=== Supplied material ===

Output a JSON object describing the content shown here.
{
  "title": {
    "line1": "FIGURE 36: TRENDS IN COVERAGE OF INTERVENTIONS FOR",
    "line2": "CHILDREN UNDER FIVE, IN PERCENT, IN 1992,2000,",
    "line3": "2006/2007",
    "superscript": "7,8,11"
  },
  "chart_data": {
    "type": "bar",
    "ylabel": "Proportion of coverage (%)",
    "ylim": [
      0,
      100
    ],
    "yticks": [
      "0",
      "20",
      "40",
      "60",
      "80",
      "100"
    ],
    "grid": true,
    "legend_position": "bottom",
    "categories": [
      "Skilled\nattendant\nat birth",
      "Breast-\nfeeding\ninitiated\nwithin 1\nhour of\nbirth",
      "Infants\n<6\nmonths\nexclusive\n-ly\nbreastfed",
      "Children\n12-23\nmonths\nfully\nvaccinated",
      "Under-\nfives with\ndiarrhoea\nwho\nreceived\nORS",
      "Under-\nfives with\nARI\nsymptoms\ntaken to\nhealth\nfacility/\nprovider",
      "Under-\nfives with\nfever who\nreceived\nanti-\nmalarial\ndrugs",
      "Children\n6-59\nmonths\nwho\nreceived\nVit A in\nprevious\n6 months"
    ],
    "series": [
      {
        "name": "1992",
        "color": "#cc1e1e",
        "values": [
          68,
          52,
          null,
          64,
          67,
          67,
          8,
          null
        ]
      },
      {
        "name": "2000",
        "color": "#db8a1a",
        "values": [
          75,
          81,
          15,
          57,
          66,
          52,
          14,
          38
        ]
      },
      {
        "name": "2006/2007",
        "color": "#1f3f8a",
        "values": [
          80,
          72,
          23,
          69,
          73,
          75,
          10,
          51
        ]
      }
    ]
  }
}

===

What is required:
Isolate the lines that hold the word "nfives" and copy all of them.

Result:
      "Under-\nfives with\ndiarrhoea\nwho\nreceived\nORS",
      "Under-\nfives with\nARI\nsymptoms\ntaken to\nhealth\nfacility/\nprovider",
      "Under-\nfives with\nfever who\nreceived\nanti-\nmalarial\ndrugs",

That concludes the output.